- Stored data
* * * *

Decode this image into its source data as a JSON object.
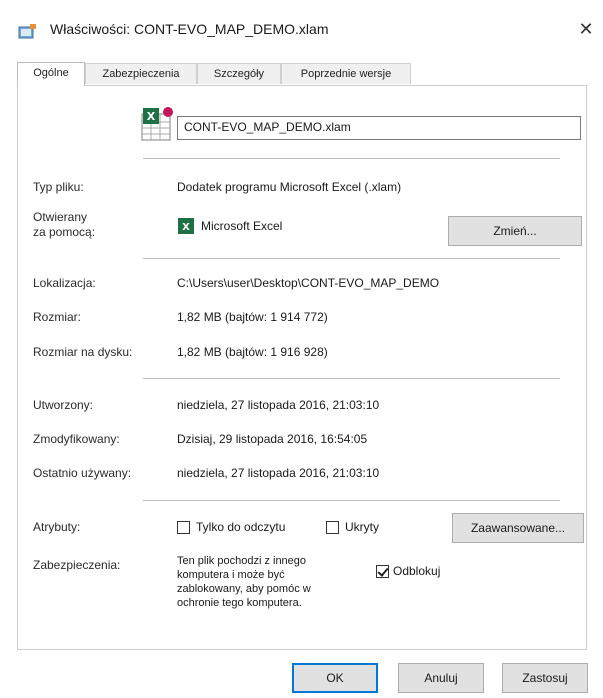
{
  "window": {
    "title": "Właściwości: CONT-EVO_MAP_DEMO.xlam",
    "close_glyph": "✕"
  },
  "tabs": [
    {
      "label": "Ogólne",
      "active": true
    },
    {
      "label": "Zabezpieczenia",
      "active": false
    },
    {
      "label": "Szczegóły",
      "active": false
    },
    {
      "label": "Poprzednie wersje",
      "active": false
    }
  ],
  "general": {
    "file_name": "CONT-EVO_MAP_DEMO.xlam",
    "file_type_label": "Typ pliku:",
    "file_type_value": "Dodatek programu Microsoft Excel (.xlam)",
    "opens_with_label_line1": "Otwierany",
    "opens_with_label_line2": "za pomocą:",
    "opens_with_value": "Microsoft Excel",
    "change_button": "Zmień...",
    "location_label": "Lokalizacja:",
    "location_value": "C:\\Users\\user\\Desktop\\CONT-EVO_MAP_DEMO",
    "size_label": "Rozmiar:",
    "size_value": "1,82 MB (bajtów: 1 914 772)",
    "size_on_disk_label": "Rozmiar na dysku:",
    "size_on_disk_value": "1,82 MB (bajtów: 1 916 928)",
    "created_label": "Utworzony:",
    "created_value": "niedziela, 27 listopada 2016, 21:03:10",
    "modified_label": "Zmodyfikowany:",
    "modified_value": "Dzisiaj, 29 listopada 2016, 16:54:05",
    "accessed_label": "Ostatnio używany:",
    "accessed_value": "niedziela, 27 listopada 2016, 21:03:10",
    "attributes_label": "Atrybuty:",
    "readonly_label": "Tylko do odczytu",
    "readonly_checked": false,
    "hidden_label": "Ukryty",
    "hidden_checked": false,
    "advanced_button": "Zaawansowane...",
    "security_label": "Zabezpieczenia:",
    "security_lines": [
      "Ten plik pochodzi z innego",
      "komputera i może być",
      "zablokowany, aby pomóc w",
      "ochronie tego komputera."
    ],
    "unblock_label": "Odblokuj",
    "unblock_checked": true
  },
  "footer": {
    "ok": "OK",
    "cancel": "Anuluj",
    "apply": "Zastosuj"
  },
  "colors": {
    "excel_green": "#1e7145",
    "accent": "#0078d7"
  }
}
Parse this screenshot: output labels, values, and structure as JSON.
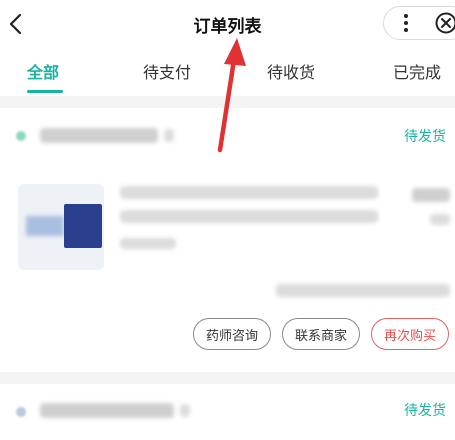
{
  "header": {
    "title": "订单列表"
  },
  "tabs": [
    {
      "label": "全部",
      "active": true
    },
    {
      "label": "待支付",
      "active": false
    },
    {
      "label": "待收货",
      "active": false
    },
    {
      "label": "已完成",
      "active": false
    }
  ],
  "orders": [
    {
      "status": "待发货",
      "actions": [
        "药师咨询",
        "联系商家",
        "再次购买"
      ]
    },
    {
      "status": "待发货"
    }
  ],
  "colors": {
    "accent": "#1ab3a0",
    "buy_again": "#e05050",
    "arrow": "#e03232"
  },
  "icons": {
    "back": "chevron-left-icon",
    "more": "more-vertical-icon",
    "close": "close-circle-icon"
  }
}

* * * *

- TASK DESCRIPTION
Print the entries above exactly, taking out only the pictures.

- RIGHT ANSWER
Decode this image into its source data as a JSON object.
{
  "window": {
    "title": "Właściwości: CONT-EVO_MAP_DEMO.xlam",
    "close_glyph": "✕"
  },
  "tabs": [
    {
      "label": "Ogólne",
      "active": true
    },
    {
      "label": "Zabezpieczenia",
      "active": false
    },
    {
      "label": "Szczegóły",
      "active": false
    },
    {
      "label": "Poprzednie wersje",
      "active": false
    }
  ],
  "general": {
    "file_name": "CONT-EVO_MAP_DEMO.xlam",
    "file_type_label": "Typ pliku:",
    "file_type_value": "Dodatek programu Microsoft Excel (.xlam)",
    "opens_with_label_line1": "Otwierany",
    "opens_with_label_line2": "za pomocą:",
    "opens_with_value": "Microsoft Excel",
    "change_button": "Zmień...",
    "location_label": "Lokalizacja:",
    "location_value": "C:\\Users\\user\\Desktop\\CONT-EVO_MAP_DEMO",
    "size_label": "Rozmiar:",
    "size_value": "1,82 MB (bajtów: 1 914 772)",
    "size_on_disk_label": "Rozmiar na dysku:",
    "size_on_disk_value": "1,82 MB (bajtów: 1 916 928)",
    "created_label": "Utworzony:",
    "created_value": "niedziela, 27 listopada 2016, 21:03:10",
    "modified_label": "Zmodyfikowany:",
    "modified_value": "Dzisiaj, 29 listopada 2016, 16:54:05",
    "accessed_label": "Ostatnio używany:",
    "accessed_value": "niedziela, 27 listopada 2016, 21:03:10",
    "attributes_label": "Atrybuty:",
    "readonly_label": "Tylko do odczytu",
    "readonly_checked": false,
    "hidden_label": "Ukryty",
    "hidden_checked": false,
    "advanced_button": "Zaawansowane...",
    "security_label": "Zabezpieczenia:",
    "security_lines": [
      "Ten plik pochodzi z innego",
      "komputera i może być",
      "zablokowany, aby pomóc w",
      "ochronie tego komputera."
    ],
    "unblock_label": "Odblokuj",
    "unblock_checked": true
  },
  "footer": {
    "ok": "OK",
    "cancel": "Anuluj",
    "apply": "Zastosuj"
  },
  "colors": {
    "excel_green": "#1e7145",
    "accent": "#0078d7"
  }
}
Parse this screenshot: output labels, values, and structure as JSON.
{
  "header": {
    "title": "订单列表"
  },
  "tabs": [
    {
      "label": "全部",
      "active": true
    },
    {
      "label": "待支付",
      "active": false
    },
    {
      "label": "待收货",
      "active": false
    },
    {
      "label": "已完成",
      "active": false
    }
  ],
  "orders": [
    {
      "status": "待发货",
      "actions": [
        "药师咨询",
        "联系商家",
        "再次购买"
      ]
    },
    {
      "status": "待发货"
    }
  ],
  "colors": {
    "accent": "#1ab3a0",
    "buy_again": "#e05050",
    "arrow": "#e03232"
  },
  "icons": {
    "back": "chevron-left-icon",
    "more": "more-vertical-icon",
    "close": "close-circle-icon"
  }
}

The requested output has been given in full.